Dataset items
——

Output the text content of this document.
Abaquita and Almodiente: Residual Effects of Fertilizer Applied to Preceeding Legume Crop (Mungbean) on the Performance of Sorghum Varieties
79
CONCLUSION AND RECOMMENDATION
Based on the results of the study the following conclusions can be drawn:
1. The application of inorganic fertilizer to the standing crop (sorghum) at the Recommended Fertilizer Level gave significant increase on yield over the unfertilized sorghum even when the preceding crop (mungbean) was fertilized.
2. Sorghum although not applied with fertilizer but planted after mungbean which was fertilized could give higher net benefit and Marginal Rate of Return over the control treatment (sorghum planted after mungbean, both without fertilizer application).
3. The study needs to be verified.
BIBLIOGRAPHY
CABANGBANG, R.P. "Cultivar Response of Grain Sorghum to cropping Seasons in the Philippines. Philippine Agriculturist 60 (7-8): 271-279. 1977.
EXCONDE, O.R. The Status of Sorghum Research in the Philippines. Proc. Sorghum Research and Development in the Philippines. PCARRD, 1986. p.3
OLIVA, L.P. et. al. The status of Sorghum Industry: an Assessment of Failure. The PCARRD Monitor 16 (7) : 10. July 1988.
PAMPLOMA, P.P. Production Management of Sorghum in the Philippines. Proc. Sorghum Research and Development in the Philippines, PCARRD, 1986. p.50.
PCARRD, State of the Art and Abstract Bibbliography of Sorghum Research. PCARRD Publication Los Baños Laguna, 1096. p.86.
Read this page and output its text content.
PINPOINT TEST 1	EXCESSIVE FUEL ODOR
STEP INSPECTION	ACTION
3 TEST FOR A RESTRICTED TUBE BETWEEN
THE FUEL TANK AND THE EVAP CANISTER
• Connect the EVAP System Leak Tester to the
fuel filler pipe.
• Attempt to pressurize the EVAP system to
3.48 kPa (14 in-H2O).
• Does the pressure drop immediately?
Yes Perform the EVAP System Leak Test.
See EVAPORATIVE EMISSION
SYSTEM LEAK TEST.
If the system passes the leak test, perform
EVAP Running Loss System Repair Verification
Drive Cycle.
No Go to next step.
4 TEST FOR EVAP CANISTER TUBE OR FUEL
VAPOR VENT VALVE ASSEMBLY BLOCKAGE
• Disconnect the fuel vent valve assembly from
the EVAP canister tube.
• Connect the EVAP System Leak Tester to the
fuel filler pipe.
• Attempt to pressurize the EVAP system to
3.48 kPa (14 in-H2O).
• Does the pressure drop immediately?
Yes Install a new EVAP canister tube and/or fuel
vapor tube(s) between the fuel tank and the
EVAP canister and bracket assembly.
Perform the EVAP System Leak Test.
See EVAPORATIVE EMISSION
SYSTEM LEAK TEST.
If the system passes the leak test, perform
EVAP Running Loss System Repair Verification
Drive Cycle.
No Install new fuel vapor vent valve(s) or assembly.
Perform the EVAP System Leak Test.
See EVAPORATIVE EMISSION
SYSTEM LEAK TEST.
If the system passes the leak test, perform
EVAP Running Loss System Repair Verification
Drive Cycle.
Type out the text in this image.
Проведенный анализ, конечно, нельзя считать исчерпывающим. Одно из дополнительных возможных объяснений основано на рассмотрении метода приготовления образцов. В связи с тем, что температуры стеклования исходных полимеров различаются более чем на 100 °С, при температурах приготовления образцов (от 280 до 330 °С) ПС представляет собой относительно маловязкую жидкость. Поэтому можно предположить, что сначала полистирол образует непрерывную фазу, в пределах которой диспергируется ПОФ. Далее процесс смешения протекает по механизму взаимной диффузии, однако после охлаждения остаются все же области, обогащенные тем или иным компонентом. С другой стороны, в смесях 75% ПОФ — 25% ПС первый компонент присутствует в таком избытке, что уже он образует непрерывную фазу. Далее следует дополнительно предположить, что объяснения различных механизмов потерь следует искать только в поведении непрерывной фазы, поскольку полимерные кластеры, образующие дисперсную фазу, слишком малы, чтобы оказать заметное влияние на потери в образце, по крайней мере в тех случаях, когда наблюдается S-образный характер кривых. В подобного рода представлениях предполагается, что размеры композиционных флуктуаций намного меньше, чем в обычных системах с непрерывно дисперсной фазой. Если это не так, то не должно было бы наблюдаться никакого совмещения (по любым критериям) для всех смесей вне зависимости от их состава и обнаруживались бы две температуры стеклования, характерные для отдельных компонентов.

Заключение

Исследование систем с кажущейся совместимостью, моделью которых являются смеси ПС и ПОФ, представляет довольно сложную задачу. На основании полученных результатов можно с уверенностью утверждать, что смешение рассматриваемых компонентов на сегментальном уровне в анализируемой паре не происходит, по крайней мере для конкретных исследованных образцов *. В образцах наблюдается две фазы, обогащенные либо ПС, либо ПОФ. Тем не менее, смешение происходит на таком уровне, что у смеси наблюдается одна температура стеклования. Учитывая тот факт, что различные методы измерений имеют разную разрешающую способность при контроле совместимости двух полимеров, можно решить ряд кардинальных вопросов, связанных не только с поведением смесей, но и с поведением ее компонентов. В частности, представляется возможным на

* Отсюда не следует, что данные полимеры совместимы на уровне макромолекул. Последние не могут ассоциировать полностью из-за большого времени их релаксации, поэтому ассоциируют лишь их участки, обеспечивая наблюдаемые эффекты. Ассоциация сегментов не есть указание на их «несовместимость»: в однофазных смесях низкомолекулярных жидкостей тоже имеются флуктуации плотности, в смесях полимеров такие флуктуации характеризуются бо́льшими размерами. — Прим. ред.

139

——

→ **TASK DETAILS**
Return every record above exactly as it appears.

→ **OUTPUT BELOW**
Output the text content of this document.
Abaquita and Almodiente: Residual Effects of Fertilizer Applied to Preceeding Legume Crop (Mungbean) on the Performance of Sorghum Varieties
79
CONCLUSION AND RECOMMENDATION
Based on the results of the study the following conclusions can be drawn:
1. The application of inorganic fertilizer to the standing crop (sorghum) at the Recommended Fertilizer Level gave significant increase on yield over the unfertilized sorghum even when the preceding crop (mungbean) was fertilized.
2. Sorghum although not applied with fertilizer but planted after mungbean which was fertilized could give higher net benefit and Marginal Rate of Return over the control treatment (sorghum planted after mungbean, both without fertilizer application).
3. The study needs to be verified.
BIBLIOGRAPHY
CABANGBANG, R.P. "Cultivar Response of Grain Sorghum to cropping Seasons in the Philippines. Philippine Agriculturist 60 (7-8): 271-279. 1977.
EXCONDE, O.R. The Status of Sorghum Research in the Philippines. Proc. Sorghum Research and Development in the Philippines. PCARRD, 1986. p.3
OLIVA, L.P. et. al. The status of Sorghum Industry: an Assessment of Failure. The PCARRD Monitor 16 (7) : 10. July 1988.
PAMPLOMA, P.P. Production Management of Sorghum in the Philippines. Proc. Sorghum Research and Development in the Philippines, PCARRD, 1986. p.50.
PCARRD, State of the Art and Abstract Bibbliography of Sorghum Research. PCARRD Publication Los Baños Laguna, 1096. p.86.
Read this page and output its text content.
PINPOINT TEST 1	EXCESSIVE FUEL ODOR
STEP INSPECTION	ACTION
3 TEST FOR A RESTRICTED TUBE BETWEEN
THE FUEL TANK AND THE EVAP CANISTER
• Connect the EVAP System Leak Tester to the
fuel filler pipe.
• Attempt to pressurize the EVAP system to
3.48 kPa (14 in-H2O).
• Does the pressure drop immediately?
Yes Perform the EVAP System Leak Test.
See EVAPORATIVE EMISSION
SYSTEM LEAK TEST.
If the system passes the leak test, perform
EVAP Running Loss System Repair Verification
Drive Cycle.
No Go to next step.
4 TEST FOR EVAP CANISTER TUBE OR FUEL
VAPOR VENT VALVE ASSEMBLY BLOCKAGE
• Disconnect the fuel vent valve assembly from
the EVAP canister tube.
• Connect the EVAP System Leak Tester to the
fuel filler pipe.
• Attempt to pressurize the EVAP system to
3.48 kPa (14 in-H2O).
• Does the pressure drop immediately?
Yes Install a new EVAP canister tube and/or fuel
vapor tube(s) between the fuel tank and the
EVAP canister and bracket assembly.
Perform the EVAP System Leak Test.
See EVAPORATIVE EMISSION
SYSTEM LEAK TEST.
If the system passes the leak test, perform
EVAP Running Loss System Repair Verification
Drive Cycle.
No Install new fuel vapor vent valve(s) or assembly.
Perform the EVAP System Leak Test.
See EVAPORATIVE EMISSION
SYSTEM LEAK TEST.
If the system passes the leak test, perform
EVAP Running Loss System Repair Verification
Drive Cycle.
Type out the text in this image.
Проведенный анализ, конечно, нельзя считать исчерпывающим. Одно из дополнительных возможных объяснений основано на рассмотрении метода приготовления образцов. В связи с тем, что температуры стеклования исходных полимеров различаются более чем на 100 °С, при температурах приготовления образцов (от 280 до 330 °С) ПС представляет собой относительно маловязкую жидкость. Поэтому можно предположить, что сначала полистирол образует непрерывную фазу, в пределах которой диспергируется ПОФ. Далее процесс смешения протекает по механизму взаимной диффузии, однако после охлаждения остаются все же области, обогащенные тем или иным компонентом. С другой стороны, в смесях 75% ПОФ — 25% ПС первый компонент присутствует в таком избытке, что уже он образует непрерывную фазу. Далее следует дополнительно предположить, что объяснения различных механизмов потерь следует искать только в поведении непрерывной фазы, поскольку полимерные кластеры, образующие дисперсную фазу, слишком малы, чтобы оказать заметное влияние на потери в образце, по крайней мере в тех случаях, когда наблюдается S-образный характер кривых. В подобного рода представлениях предполагается, что размеры композиционных флуктуаций намного меньше, чем в обычных системах с непрерывно дисперсной фазой. Если это не так, то не должно было бы наблюдаться никакого совмещения (по любым критериям) для всех смесей вне зависимости от их состава и обнаруживались бы две температуры стеклования, характерные для отдельных компонентов.

Заключение

Исследование систем с кажущейся совместимостью, моделью которых являются смеси ПС и ПОФ, представляет довольно сложную задачу. На основании полученных результатов можно с уверенностью утверждать, что смешение рассматриваемых компонентов на сегментальном уровне в анализируемой паре не происходит, по крайней мере для конкретных исследованных образцов *. В образцах наблюдается две фазы, обогащенные либо ПС, либо ПОФ. Тем не менее, смешение происходит на таком уровне, что у смеси наблюдается одна температура стеклования. Учитывая тот факт, что различные методы измерений имеют разную разрешающую способность при контроле совместимости двух полимеров, можно решить ряд кардинальных вопросов, связанных не только с поведением смесей, но и с поведением ее компонентов. В частности, представляется возможным на

* Отсюда не следует, что данные полимеры совместимы на уровне макромолекул. Последние не могут ассоциировать полностью из-за большого времени их релаксации, поэтому ассоциируют лишь их участки, обеспечивая наблюдаемые эффекты. Ассоциация сегментов не есть указание на их «несовместимость»: в однофазных смесях низкомолекулярных жидкостей тоже имеются флуктуации плотности, в смесях полимеров такие флуктуации характеризуются бо́льшими размерами. — Прим. ред.

139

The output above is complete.